PROBLEM DETAILS: Please determine how many lines of the material include the word "λόγους", and respond with nothing but that number.

— start —

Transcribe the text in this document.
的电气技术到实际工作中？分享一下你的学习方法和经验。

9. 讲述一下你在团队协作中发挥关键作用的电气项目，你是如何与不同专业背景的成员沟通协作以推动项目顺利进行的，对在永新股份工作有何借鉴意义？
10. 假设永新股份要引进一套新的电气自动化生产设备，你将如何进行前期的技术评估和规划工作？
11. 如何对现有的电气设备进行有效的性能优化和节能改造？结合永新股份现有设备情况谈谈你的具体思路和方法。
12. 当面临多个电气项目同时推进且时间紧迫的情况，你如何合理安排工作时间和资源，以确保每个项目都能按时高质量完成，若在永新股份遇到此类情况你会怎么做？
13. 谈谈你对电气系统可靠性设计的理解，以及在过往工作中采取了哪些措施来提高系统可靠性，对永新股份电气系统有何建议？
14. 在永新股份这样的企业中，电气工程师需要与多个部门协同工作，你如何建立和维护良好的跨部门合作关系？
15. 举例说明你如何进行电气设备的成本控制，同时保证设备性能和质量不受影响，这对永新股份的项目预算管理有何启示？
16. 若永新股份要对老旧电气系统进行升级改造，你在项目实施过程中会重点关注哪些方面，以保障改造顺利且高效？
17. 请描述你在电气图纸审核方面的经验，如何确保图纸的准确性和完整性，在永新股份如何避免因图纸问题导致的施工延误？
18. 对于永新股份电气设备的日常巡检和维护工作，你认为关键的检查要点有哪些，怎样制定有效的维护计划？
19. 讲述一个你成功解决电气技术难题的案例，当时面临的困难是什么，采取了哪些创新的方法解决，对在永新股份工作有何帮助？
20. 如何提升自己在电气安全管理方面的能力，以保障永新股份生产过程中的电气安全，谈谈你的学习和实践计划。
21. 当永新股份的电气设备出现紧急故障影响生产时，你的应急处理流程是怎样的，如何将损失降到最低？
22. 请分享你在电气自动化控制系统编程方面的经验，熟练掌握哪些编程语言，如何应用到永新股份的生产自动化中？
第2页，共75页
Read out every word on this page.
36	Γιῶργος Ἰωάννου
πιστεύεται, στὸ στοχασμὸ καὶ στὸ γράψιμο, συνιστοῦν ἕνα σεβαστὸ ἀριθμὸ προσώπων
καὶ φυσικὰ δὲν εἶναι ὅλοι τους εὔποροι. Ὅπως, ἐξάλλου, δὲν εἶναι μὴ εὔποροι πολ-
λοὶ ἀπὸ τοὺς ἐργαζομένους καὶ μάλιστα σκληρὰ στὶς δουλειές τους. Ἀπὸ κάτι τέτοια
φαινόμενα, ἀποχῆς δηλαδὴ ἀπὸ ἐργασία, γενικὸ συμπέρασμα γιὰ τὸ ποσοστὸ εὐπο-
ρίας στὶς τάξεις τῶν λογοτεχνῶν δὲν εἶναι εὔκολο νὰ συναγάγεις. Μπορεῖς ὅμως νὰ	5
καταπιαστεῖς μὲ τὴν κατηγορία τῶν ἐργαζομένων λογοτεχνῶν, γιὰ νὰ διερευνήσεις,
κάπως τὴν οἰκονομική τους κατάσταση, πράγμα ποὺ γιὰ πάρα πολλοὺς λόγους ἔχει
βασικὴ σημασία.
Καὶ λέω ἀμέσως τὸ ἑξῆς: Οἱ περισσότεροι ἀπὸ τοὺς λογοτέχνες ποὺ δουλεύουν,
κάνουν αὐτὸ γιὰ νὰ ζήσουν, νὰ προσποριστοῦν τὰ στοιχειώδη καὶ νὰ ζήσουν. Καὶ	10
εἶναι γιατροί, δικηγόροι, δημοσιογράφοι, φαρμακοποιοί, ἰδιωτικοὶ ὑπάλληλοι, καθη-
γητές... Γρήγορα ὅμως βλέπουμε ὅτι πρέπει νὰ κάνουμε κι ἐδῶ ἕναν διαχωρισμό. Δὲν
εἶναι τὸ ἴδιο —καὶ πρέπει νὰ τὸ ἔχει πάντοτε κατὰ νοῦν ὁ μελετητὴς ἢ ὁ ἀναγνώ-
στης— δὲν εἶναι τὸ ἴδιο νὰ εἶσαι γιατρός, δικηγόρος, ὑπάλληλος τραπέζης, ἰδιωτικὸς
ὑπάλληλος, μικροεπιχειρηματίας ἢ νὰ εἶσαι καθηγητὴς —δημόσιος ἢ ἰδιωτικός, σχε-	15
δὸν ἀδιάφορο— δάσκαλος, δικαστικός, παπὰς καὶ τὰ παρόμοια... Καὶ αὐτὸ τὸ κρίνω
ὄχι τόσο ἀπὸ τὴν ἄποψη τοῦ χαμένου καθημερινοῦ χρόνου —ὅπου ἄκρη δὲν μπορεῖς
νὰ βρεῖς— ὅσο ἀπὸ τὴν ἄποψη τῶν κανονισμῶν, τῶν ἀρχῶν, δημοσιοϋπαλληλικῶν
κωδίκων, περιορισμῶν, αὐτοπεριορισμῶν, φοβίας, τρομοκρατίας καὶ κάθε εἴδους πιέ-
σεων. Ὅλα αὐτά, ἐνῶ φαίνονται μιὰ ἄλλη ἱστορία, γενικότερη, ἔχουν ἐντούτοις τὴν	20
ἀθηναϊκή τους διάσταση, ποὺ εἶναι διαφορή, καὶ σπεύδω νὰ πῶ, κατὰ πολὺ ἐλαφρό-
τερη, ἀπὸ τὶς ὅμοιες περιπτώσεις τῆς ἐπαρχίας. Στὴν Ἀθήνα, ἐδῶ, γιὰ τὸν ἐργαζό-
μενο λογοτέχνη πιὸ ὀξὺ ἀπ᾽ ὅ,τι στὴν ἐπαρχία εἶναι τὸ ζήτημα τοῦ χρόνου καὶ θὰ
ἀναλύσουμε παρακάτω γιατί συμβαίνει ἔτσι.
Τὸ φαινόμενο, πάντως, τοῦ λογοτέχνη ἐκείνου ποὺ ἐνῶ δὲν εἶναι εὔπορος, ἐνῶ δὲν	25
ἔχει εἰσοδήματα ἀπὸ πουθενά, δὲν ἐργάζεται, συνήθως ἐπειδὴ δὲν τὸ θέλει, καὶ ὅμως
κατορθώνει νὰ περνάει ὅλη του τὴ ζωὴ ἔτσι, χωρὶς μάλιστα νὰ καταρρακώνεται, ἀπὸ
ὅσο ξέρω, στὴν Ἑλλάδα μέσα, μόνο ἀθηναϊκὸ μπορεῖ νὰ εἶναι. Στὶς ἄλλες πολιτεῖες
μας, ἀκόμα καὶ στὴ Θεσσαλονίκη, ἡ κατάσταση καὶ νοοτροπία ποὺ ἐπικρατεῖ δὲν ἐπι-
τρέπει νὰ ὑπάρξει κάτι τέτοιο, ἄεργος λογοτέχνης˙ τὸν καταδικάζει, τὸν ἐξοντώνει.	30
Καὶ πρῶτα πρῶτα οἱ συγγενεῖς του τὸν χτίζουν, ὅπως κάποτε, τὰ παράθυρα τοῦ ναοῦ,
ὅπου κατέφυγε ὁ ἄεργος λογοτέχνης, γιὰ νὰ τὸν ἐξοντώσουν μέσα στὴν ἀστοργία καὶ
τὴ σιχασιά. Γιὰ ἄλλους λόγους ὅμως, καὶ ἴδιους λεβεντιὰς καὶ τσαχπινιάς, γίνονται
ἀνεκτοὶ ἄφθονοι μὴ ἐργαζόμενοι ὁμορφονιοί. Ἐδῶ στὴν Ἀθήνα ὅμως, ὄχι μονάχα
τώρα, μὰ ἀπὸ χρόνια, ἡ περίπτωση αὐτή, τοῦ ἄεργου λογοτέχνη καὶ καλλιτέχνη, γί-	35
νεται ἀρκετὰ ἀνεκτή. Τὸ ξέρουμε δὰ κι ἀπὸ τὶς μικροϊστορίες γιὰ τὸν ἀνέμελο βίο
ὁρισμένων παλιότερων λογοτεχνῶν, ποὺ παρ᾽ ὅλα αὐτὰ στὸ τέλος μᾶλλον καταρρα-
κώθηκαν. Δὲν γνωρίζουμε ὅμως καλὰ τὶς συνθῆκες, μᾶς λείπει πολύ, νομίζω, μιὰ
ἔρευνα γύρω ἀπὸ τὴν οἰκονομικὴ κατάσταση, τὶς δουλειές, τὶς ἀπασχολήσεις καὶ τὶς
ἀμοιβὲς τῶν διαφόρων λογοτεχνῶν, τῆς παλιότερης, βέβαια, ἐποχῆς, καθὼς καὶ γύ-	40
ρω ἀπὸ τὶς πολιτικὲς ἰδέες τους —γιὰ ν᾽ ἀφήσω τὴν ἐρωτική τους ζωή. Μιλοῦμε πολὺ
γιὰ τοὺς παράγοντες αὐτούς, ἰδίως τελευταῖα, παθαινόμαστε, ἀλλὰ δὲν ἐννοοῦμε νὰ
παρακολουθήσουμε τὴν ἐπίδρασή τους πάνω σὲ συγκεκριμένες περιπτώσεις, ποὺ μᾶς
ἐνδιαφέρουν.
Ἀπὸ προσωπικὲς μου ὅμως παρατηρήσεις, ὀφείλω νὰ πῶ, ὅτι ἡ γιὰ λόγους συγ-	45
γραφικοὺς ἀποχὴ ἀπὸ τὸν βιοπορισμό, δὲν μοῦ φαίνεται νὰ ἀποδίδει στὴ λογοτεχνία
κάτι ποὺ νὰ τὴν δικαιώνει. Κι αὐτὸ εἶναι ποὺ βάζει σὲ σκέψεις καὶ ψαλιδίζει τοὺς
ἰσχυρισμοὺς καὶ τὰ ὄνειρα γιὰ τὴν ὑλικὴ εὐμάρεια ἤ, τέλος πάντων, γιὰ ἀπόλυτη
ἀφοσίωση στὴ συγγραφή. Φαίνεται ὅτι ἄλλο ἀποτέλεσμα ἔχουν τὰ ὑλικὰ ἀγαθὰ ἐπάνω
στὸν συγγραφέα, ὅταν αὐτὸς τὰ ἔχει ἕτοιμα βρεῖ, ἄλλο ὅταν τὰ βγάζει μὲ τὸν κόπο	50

— end —

COMPLETE ANSWER: 3